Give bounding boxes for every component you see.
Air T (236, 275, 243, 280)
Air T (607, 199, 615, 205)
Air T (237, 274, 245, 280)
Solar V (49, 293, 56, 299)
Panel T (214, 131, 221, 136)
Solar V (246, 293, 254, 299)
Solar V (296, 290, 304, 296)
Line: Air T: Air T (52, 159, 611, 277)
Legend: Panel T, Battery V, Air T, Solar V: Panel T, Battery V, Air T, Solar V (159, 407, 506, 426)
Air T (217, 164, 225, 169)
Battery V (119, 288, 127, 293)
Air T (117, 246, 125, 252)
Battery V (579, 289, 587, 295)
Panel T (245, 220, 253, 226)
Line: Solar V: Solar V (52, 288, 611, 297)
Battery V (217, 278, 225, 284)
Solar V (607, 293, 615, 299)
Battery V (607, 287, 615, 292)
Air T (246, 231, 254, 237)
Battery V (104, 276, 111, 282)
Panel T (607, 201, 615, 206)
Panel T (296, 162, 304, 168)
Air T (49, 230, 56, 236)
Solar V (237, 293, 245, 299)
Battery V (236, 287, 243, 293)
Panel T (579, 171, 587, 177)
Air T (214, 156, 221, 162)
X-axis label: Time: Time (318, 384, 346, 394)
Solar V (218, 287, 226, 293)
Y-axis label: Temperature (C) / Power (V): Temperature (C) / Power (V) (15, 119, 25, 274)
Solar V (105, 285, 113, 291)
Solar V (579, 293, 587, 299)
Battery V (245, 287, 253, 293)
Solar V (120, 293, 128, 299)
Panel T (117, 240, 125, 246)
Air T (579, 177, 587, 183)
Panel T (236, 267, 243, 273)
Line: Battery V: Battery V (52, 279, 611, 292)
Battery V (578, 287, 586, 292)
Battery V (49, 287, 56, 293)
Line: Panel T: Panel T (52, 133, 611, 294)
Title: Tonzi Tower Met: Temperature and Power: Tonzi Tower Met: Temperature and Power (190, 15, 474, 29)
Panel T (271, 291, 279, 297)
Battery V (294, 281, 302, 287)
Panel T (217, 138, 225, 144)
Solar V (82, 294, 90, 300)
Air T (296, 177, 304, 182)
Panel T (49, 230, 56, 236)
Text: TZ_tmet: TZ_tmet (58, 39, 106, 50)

**Problem statement**
Reproduce every row above verbatim, in the same order.

**Answer to the problem**
Give bounding boxes for every component you see.
Air T (236, 275, 243, 280)
Air T (607, 199, 615, 205)
Air T (237, 274, 245, 280)
Solar V (49, 293, 56, 299)
Panel T (214, 131, 221, 136)
Solar V (246, 293, 254, 299)
Solar V (296, 290, 304, 296)
Line: Air T: Air T (52, 159, 611, 277)
Legend: Panel T, Battery V, Air T, Solar V: Panel T, Battery V, Air T, Solar V (159, 407, 506, 426)
Air T (217, 164, 225, 169)
Battery V (119, 288, 127, 293)
Air T (117, 246, 125, 252)
Battery V (579, 289, 587, 295)
Panel T (245, 220, 253, 226)
Line: Solar V: Solar V (52, 288, 611, 297)
Battery V (217, 278, 225, 284)
Solar V (607, 293, 615, 299)
Battery V (607, 287, 615, 292)
Air T (246, 231, 254, 237)
Battery V (104, 276, 111, 282)
Panel T (607, 201, 615, 206)
Panel T (296, 162, 304, 168)
Air T (49, 230, 56, 236)
Solar V (237, 293, 245, 299)
Battery V (236, 287, 243, 293)
Panel T (579, 171, 587, 177)
Air T (214, 156, 221, 162)
X-axis label: Time: Time (318, 384, 346, 394)
Solar V (218, 287, 226, 293)
Y-axis label: Temperature (C) / Power (V): Temperature (C) / Power (V) (15, 119, 25, 274)
Solar V (105, 285, 113, 291)
Solar V (579, 293, 587, 299)
Battery V (245, 287, 253, 293)
Solar V (120, 293, 128, 299)
Panel T (117, 240, 125, 246)
Air T (579, 177, 587, 183)
Panel T (236, 267, 243, 273)
Line: Battery V: Battery V (52, 279, 611, 292)
Battery V (578, 287, 586, 292)
Battery V (49, 287, 56, 293)
Line: Panel T: Panel T (52, 133, 611, 294)
Title: Tonzi Tower Met: Temperature and Power: Tonzi Tower Met: Temperature and Power (190, 15, 474, 29)
Panel T (271, 291, 279, 297)
Battery V (294, 281, 302, 287)
Panel T (217, 138, 225, 144)
Solar V (82, 294, 90, 300)
Air T (296, 177, 304, 182)
Panel T (49, 230, 56, 236)
Text: TZ_tmet: TZ_tmet (58, 39, 106, 50)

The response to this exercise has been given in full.